-- Start of DATA TO PROCESS --

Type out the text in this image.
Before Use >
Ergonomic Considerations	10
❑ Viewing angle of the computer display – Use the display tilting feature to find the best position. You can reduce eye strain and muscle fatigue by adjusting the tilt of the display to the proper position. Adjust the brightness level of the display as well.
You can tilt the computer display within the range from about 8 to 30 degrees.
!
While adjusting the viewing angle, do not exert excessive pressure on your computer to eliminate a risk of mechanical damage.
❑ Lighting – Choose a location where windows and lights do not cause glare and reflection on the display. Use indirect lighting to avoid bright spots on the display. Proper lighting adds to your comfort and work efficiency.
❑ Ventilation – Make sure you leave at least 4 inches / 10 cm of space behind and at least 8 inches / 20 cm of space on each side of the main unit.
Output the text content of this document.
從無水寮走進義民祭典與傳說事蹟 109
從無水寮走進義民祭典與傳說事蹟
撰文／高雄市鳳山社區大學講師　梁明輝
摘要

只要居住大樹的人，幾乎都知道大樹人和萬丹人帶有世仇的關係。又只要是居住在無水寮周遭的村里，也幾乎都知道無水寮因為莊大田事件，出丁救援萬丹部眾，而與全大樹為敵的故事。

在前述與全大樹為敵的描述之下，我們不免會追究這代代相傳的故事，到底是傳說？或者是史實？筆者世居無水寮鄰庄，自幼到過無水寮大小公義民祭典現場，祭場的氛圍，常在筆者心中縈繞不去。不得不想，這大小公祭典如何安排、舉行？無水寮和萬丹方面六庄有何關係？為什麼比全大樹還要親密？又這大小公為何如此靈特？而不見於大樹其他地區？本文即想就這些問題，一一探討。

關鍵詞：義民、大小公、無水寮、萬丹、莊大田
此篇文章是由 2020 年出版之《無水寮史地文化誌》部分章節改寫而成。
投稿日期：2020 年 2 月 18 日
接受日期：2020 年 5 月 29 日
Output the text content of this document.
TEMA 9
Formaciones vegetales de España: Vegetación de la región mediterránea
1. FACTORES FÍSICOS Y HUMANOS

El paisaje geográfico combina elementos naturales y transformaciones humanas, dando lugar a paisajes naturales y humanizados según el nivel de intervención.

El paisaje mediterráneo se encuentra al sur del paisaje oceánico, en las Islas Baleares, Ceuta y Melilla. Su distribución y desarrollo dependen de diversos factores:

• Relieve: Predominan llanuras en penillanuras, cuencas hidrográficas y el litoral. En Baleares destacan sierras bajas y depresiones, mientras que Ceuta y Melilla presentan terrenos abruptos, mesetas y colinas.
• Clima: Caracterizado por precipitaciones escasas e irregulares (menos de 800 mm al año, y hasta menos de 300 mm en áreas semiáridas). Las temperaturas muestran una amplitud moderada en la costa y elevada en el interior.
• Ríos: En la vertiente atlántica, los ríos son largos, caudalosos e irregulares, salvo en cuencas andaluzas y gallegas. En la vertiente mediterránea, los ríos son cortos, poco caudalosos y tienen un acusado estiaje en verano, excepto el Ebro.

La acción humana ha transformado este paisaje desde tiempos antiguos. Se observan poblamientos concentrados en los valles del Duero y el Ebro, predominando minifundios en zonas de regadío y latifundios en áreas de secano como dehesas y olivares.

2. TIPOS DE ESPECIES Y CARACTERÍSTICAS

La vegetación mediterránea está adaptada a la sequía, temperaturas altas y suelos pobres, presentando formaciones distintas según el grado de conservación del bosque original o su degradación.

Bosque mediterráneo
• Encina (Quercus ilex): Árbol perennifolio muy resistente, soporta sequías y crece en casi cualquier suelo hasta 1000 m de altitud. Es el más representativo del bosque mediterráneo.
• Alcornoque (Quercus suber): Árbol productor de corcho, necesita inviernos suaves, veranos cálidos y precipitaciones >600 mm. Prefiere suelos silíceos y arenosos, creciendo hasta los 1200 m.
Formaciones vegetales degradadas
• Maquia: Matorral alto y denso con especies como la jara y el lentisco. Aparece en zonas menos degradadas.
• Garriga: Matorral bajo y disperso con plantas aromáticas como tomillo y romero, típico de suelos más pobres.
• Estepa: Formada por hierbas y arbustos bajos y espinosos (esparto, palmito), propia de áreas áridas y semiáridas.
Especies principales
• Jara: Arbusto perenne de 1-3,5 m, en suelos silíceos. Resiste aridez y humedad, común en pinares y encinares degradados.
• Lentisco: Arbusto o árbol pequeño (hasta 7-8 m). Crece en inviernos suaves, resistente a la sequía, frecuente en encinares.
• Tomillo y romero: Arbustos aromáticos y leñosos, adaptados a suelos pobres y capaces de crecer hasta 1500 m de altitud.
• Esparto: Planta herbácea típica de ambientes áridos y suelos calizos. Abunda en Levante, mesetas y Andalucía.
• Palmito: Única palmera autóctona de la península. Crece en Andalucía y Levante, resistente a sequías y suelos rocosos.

-- End of DATA TO PROCESS --

WHAT YOU ARE ASKED TO DO = Give the listing above again, word for word.

ANSWER BELOW =
Type out the text in this image.
Before Use >
Ergonomic Considerations	10
❑ Viewing angle of the computer display – Use the display tilting feature to find the best position. You can reduce eye strain and muscle fatigue by adjusting the tilt of the display to the proper position. Adjust the brightness level of the display as well.
You can tilt the computer display within the range from about 8 to 30 degrees.
!
While adjusting the viewing angle, do not exert excessive pressure on your computer to eliminate a risk of mechanical damage.
❑ Lighting – Choose a location where windows and lights do not cause glare and reflection on the display. Use indirect lighting to avoid bright spots on the display. Proper lighting adds to your comfort and work efficiency.
❑ Ventilation – Make sure you leave at least 4 inches / 10 cm of space behind and at least 8 inches / 20 cm of space on each side of the main unit.
Output the text content of this document.
從無水寮走進義民祭典與傳說事蹟 109
從無水寮走進義民祭典與傳說事蹟
撰文／高雄市鳳山社區大學講師　梁明輝
摘要

只要居住大樹的人，幾乎都知道大樹人和萬丹人帶有世仇的關係。又只要是居住在無水寮周遭的村里，也幾乎都知道無水寮因為莊大田事件，出丁救援萬丹部眾，而與全大樹為敵的故事。

在前述與全大樹為敵的描述之下，我們不免會追究這代代相傳的故事，到底是傳說？或者是史實？筆者世居無水寮鄰庄，自幼到過無水寮大小公義民祭典現場，祭場的氛圍，常在筆者心中縈繞不去。不得不想，這大小公祭典如何安排、舉行？無水寮和萬丹方面六庄有何關係？為什麼比全大樹還要親密？又這大小公為何如此靈特？而不見於大樹其他地區？本文即想就這些問題，一一探討。

關鍵詞：義民、大小公、無水寮、萬丹、莊大田
此篇文章是由 2020 年出版之《無水寮史地文化誌》部分章節改寫而成。
投稿日期：2020 年 2 月 18 日
接受日期：2020 年 5 月 29 日
Output the text content of this document.
TEMA 9
Formaciones vegetales de España: Vegetación de la región mediterránea
1. FACTORES FÍSICOS Y HUMANOS

El paisaje geográfico combina elementos naturales y transformaciones humanas, dando lugar a paisajes naturales y humanizados según el nivel de intervención.

El paisaje mediterráneo se encuentra al sur del paisaje oceánico, en las Islas Baleares, Ceuta y Melilla. Su distribución y desarrollo dependen de diversos factores:

• Relieve: Predominan llanuras en penillanuras, cuencas hidrográficas y el litoral. En Baleares destacan sierras bajas y depresiones, mientras que Ceuta y Melilla presentan terrenos abruptos, mesetas y colinas.
• Clima: Caracterizado por precipitaciones escasas e irregulares (menos de 800 mm al año, y hasta menos de 300 mm en áreas semiáridas). Las temperaturas muestran una amplitud moderada en la costa y elevada en el interior.
• Ríos: En la vertiente atlántica, los ríos son largos, caudalosos e irregulares, salvo en cuencas andaluzas y gallegas. En la vertiente mediterránea, los ríos son cortos, poco caudalosos y tienen un acusado estiaje en verano, excepto el Ebro.

La acción humana ha transformado este paisaje desde tiempos antiguos. Se observan poblamientos concentrados en los valles del Duero y el Ebro, predominando minifundios en zonas de regadío y latifundios en áreas de secano como dehesas y olivares.

2. TIPOS DE ESPECIES Y CARACTERÍSTICAS

La vegetación mediterránea está adaptada a la sequía, temperaturas altas y suelos pobres, presentando formaciones distintas según el grado de conservación del bosque original o su degradación.

Bosque mediterráneo
• Encina (Quercus ilex): Árbol perennifolio muy resistente, soporta sequías y crece en casi cualquier suelo hasta 1000 m de altitud. Es el más representativo del bosque mediterráneo.
• Alcornoque (Quercus suber): Árbol productor de corcho, necesita inviernos suaves, veranos cálidos y precipitaciones >600 mm. Prefiere suelos silíceos y arenosos, creciendo hasta los 1200 m.
Formaciones vegetales degradadas
• Maquia: Matorral alto y denso con especies como la jara y el lentisco. Aparece en zonas menos degradadas.
• Garriga: Matorral bajo y disperso con plantas aromáticas como tomillo y romero, típico de suelos más pobres.
• Estepa: Formada por hierbas y arbustos bajos y espinosos (esparto, palmito), propia de áreas áridas y semiáridas.
Especies principales
• Jara: Arbusto perenne de 1-3,5 m, en suelos silíceos. Resiste aridez y humedad, común en pinares y encinares degradados.
• Lentisco: Arbusto o árbol pequeño (hasta 7-8 m). Crece en inviernos suaves, resistente a la sequía, frecuente en encinares.
• Tomillo y romero: Arbustos aromáticos y leñosos, adaptados a suelos pobres y capaces de crecer hasta 1500 m de altitud.
• Esparto: Planta herbácea típica de ambientes áridos y suelos calizos. Abunda en Levante, mesetas y Andalucía.
• Palmito: Única palmera autóctona de la península. Crece en Andalucía y Levante, resistente a sequías y suelos rocosos.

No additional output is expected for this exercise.